Problem to work on: If a line of the records contains the string "JSON", copy it out.

----

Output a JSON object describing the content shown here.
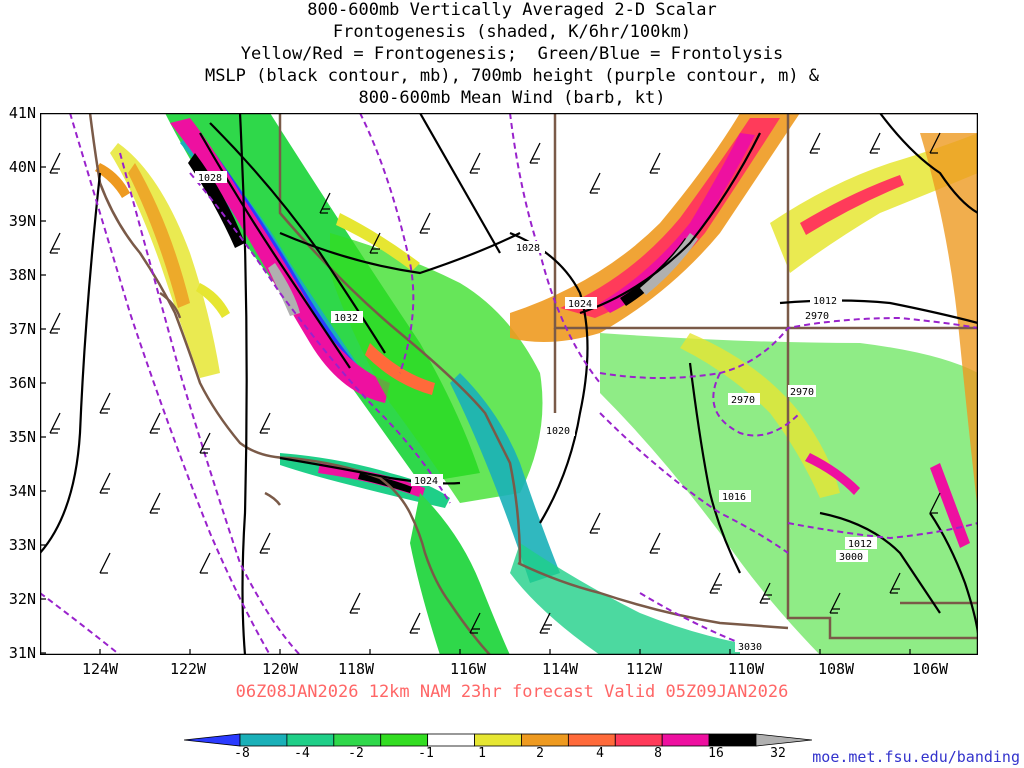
{
  "title": {
    "lines": [
      "800-600mb Vertically Averaged 2-D Scalar",
      "Frontogenesis (shaded, K/6hr/100km)",
      "Yellow/Red = Frontogenesis;  Green/Blue = Frontolysis",
      "MSLP (black contour, mb), 700mb height (purple contour, m) &",
      "800-600mb Mean Wind (barb, kt)"
    ]
  },
  "axes": {
    "lat_labels": [
      "41N",
      "40N",
      "39N",
      "38N",
      "37N",
      "36N",
      "35N",
      "34N",
      "33N",
      "32N",
      "31N"
    ],
    "lon_labels": [
      "124W",
      "122W",
      "120W",
      "118W",
      "116W",
      "114W",
      "112W",
      "110W",
      "108W",
      "106W"
    ]
  },
  "contour_labels": {
    "mslp": [
      "1028",
      "1028",
      "1032",
      "1024",
      "1020",
      "1024",
      "1016",
      "1012",
      "1012"
    ],
    "height700": [
      "2970",
      "2970",
      "2970",
      "3000",
      "3030"
    ]
  },
  "valid_line": "06Z08JAN2026 12km NAM 23hr forecast Valid 05Z09JAN2026",
  "colorbar": {
    "labels": [
      "-8",
      "-4",
      "-2",
      "-1",
      "1",
      "2",
      "4",
      "8",
      "16",
      "32"
    ],
    "colors": [
      "#2b3bff",
      "#1ab0b8",
      "#1fcf88",
      "#2fd84a",
      "#33dd22",
      "#ffffff",
      "#e6e632",
      "#ee9a20",
      "#ff6a3a",
      "#ff3b5a",
      "#ee10a0",
      "#000000",
      "#b0b0b0"
    ]
  },
  "credit": "moe.met.fsu.edu/banding"
}
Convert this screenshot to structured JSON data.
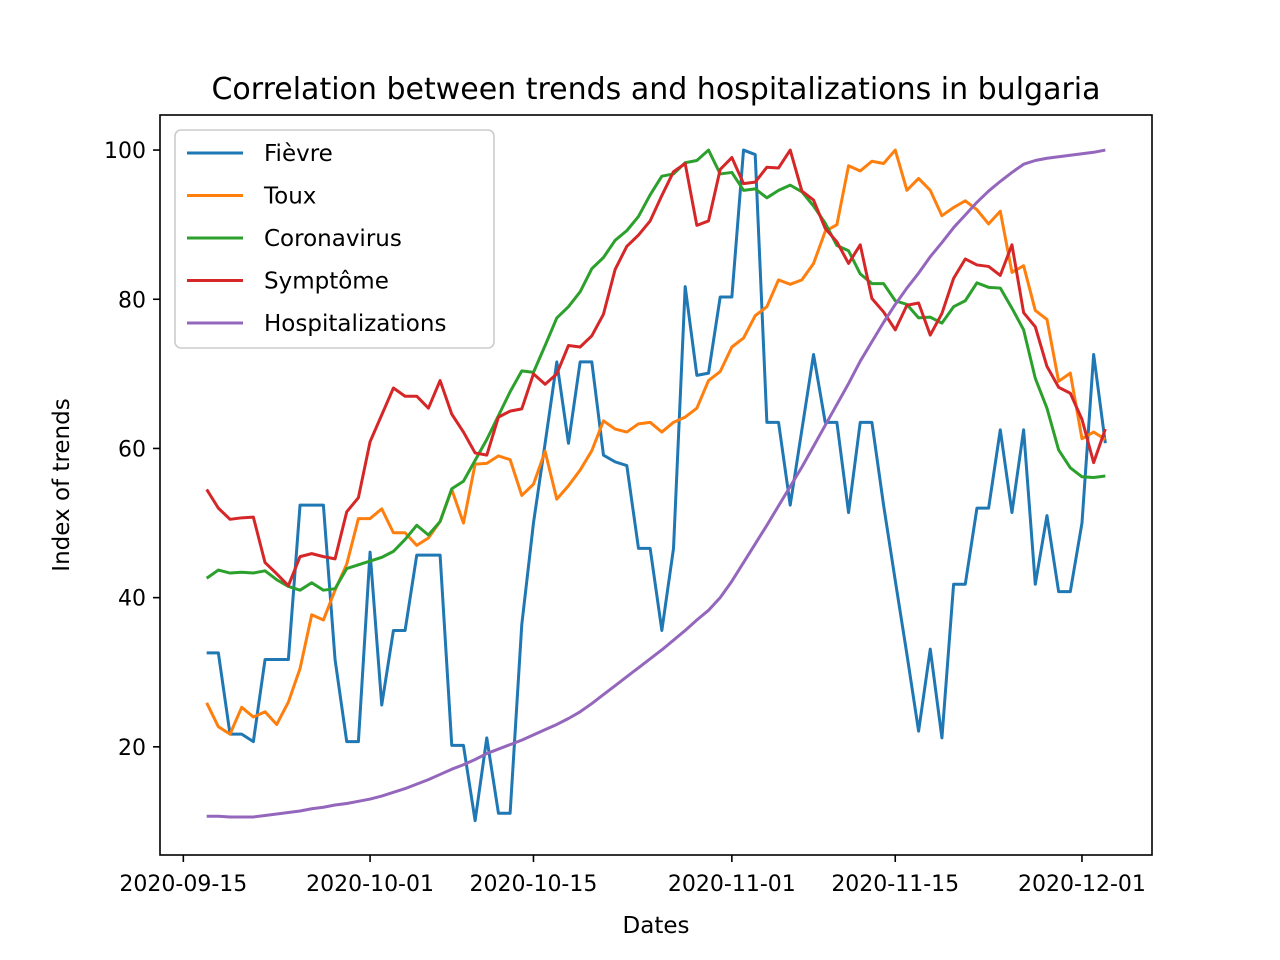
{
  "chart_data": {
    "type": "line",
    "title": "Correlation between trends and hospitalizations in bulgaria",
    "xlabel": "Dates",
    "ylabel": "Index of trends",
    "x_ticks": [
      "2020-09-15",
      "2020-10-01",
      "2020-10-15",
      "2020-11-01",
      "2020-11-15",
      "2020-12-01"
    ],
    "y_ticks": [
      20,
      40,
      60,
      80,
      100
    ],
    "xlim": [
      "2020-09-13",
      "2020-12-07"
    ],
    "ylim": [
      5.5,
      104.7
    ],
    "grid": false,
    "legend_position": "upper-left",
    "x_start": "2020-09-17",
    "x_end": "2020-12-03",
    "series": [
      {
        "name": "Fièvre",
        "color": "#1f77b4",
        "values": [
          32.6,
          32.6,
          21.7,
          21.7,
          20.7,
          31.7,
          31.7,
          31.7,
          52.4,
          52.4,
          52.4,
          31.7,
          20.7,
          20.7,
          46.1,
          25.6,
          35.6,
          35.6,
          45.7,
          45.7,
          45.7,
          20.2,
          20.2,
          10.1,
          21.2,
          11.1,
          11.1,
          36.4,
          50.0,
          60.7,
          71.6,
          60.7,
          71.6,
          71.6,
          59.1,
          58.2,
          57.7,
          46.6,
          46.6,
          35.6,
          46.6,
          81.7,
          69.8,
          70.1,
          80.3,
          80.3,
          100.0,
          99.4,
          63.5,
          63.5,
          52.4,
          62.5,
          72.6,
          63.5,
          63.5,
          51.4,
          63.5,
          63.5,
          52.4,
          42.3,
          32.4,
          22.1,
          33.1,
          21.2,
          41.8,
          41.8,
          52.0,
          52.0,
          62.5,
          51.4,
          62.5,
          41.8,
          51.0,
          40.8,
          40.8,
          50.0,
          72.6,
          60.7
        ]
      },
      {
        "name": "Toux",
        "color": "#ff7f0e",
        "values": [
          25.9,
          22.7,
          21.7,
          25.3,
          24.0,
          24.7,
          23.0,
          26.0,
          30.5,
          37.7,
          37.0,
          41.0,
          44.5,
          50.6,
          50.6,
          51.9,
          48.7,
          48.7,
          47.0,
          48.0,
          50.2,
          54.5,
          50.0,
          57.9,
          58.0,
          59.0,
          58.5,
          53.7,
          55.2,
          59.6,
          53.2,
          55.0,
          57.1,
          59.7,
          63.7,
          62.6,
          62.2,
          63.3,
          63.5,
          62.2,
          63.5,
          64.2,
          65.4,
          69.1,
          70.3,
          73.6,
          74.8,
          77.8,
          79.0,
          82.6,
          82.0,
          82.6,
          84.8,
          89.1,
          90.0,
          97.9,
          97.2,
          98.5,
          98.2,
          100.0,
          94.6,
          96.2,
          94.6,
          91.2,
          92.3,
          93.2,
          92.0,
          90.1,
          91.8,
          83.6,
          84.5,
          78.5,
          77.3,
          69.0,
          70.1,
          61.3,
          62.2,
          61.2
        ]
      },
      {
        "name": "Coronavirus",
        "color": "#2ca02c",
        "values": [
          42.6,
          43.7,
          43.3,
          43.4,
          43.3,
          43.6,
          42.4,
          41.5,
          41.0,
          42.0,
          41.0,
          41.2,
          43.9,
          44.4,
          44.9,
          45.4,
          46.2,
          47.8,
          49.7,
          48.4,
          50.2,
          54.6,
          55.6,
          58.4,
          61.2,
          64.4,
          67.6,
          70.4,
          70.2,
          73.8,
          77.5,
          79.0,
          81.0,
          84.1,
          85.6,
          87.9,
          89.2,
          91.1,
          94.0,
          96.5,
          96.8,
          98.3,
          98.6,
          100.0,
          96.8,
          97.0,
          94.6,
          94.8,
          93.6,
          94.6,
          95.3,
          94.4,
          92.5,
          90.2,
          87.2,
          86.5,
          83.4,
          82.1,
          82.1,
          79.8,
          79.3,
          77.5,
          77.6,
          76.8,
          79.0,
          79.8,
          82.2,
          81.6,
          81.5,
          78.8,
          75.9,
          69.4,
          65.4,
          59.8,
          57.4,
          56.2,
          56.1,
          56.3
        ]
      },
      {
        "name": "Symptôme",
        "color": "#d62728",
        "values": [
          54.5,
          52.0,
          50.5,
          50.7,
          50.8,
          44.7,
          43.2,
          41.6,
          45.5,
          45.9,
          45.5,
          45.2,
          51.5,
          53.4,
          60.9,
          64.5,
          68.1,
          67.0,
          67.0,
          65.4,
          69.1,
          64.6,
          62.2,
          59.4,
          59.1,
          64.2,
          65.0,
          65.3,
          70.0,
          68.6,
          70.0,
          73.8,
          73.6,
          75.1,
          78.0,
          84.0,
          87.1,
          88.6,
          90.5,
          93.9,
          97.1,
          98.2,
          89.9,
          90.5,
          97.4,
          99.0,
          95.5,
          95.7,
          97.7,
          97.6,
          100.0,
          94.5,
          93.3,
          89.5,
          87.7,
          84.8,
          87.3,
          80.1,
          78.3,
          75.9,
          79.2,
          79.5,
          75.2,
          78.1,
          82.8,
          85.4,
          84.6,
          84.4,
          83.2,
          87.3,
          78.2,
          76.3,
          71.0,
          68.2,
          67.4,
          63.9,
          58.1,
          62.6
        ]
      },
      {
        "name": "Hospitalizations",
        "color": "#9467bd",
        "values": [
          10.7,
          10.7,
          10.6,
          10.6,
          10.6,
          10.8,
          11.0,
          11.2,
          11.4,
          11.7,
          11.9,
          12.2,
          12.4,
          12.7,
          13.0,
          13.4,
          13.9,
          14.4,
          15.0,
          15.6,
          16.3,
          17.0,
          17.6,
          18.3,
          19.1,
          19.7,
          20.3,
          20.9,
          21.6,
          22.3,
          23.0,
          23.8,
          24.7,
          25.8,
          27.0,
          28.2,
          29.4,
          30.6,
          31.8,
          33.0,
          34.3,
          35.6,
          37.0,
          38.3,
          40.0,
          42.2,
          44.7,
          47.2,
          49.7,
          52.3,
          54.9,
          57.5,
          60.3,
          63.1,
          65.9,
          68.7,
          71.7,
          74.3,
          76.9,
          79.3,
          81.5,
          83.5,
          85.7,
          87.6,
          89.6,
          91.3,
          93.0,
          94.5,
          95.8,
          97.0,
          98.1,
          98.6,
          98.9,
          99.1,
          99.3,
          99.5,
          99.7,
          100.0
        ]
      }
    ]
  }
}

----

Response below:
Output a JSON object describing the content shown here.
Convert this screenshot to structured JSON data.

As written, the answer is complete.